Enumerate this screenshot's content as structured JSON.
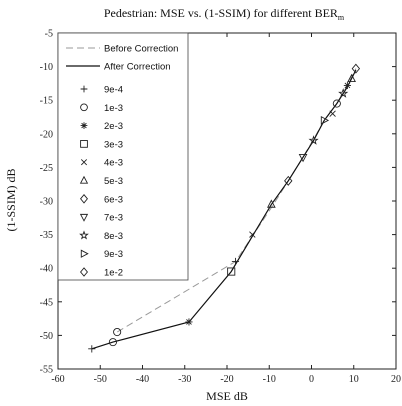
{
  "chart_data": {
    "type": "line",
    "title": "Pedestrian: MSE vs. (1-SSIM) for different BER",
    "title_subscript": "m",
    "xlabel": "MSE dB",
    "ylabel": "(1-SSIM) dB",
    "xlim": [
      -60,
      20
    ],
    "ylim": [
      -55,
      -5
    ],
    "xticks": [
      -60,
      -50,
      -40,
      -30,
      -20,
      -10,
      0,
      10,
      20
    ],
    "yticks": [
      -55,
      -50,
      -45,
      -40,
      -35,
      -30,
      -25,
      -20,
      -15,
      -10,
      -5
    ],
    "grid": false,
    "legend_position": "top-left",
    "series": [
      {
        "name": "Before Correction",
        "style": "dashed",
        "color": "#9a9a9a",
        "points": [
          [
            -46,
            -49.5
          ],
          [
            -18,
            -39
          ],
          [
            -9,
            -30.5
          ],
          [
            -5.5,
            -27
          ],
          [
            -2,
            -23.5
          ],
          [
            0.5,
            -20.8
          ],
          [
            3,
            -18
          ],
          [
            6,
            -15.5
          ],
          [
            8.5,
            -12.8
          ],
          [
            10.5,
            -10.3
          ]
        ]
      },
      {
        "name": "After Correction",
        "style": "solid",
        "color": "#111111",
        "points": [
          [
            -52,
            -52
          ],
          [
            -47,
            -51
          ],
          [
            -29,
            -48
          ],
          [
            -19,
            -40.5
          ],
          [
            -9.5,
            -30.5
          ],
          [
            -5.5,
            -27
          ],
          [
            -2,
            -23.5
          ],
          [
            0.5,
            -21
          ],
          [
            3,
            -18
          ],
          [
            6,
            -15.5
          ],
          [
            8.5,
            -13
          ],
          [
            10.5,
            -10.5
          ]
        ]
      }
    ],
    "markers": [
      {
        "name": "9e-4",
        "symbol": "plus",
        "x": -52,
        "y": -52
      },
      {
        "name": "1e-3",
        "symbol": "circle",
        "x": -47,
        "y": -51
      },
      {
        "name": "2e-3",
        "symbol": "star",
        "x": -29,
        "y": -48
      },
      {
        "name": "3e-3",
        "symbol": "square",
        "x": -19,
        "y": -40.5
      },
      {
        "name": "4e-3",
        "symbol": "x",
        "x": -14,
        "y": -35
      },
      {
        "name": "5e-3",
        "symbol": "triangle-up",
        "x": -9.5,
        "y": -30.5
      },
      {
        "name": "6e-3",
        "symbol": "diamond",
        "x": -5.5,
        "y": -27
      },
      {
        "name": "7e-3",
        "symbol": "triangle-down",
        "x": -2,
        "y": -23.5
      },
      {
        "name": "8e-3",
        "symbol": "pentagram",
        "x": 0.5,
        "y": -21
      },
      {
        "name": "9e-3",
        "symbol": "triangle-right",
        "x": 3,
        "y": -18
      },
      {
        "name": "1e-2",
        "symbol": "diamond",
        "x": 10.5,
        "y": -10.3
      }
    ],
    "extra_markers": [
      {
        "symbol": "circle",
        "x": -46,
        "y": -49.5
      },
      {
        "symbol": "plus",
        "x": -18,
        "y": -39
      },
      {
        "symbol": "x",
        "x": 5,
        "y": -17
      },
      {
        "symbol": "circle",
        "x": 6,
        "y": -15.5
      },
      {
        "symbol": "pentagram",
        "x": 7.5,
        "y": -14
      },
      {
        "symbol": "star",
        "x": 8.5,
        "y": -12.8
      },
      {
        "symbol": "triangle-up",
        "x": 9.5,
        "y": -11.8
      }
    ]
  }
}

Task: From the entries above, collect every line with the string "Correction" in it.

Answer in full:
        "name": "Before Correction",
        "name": "After Correction",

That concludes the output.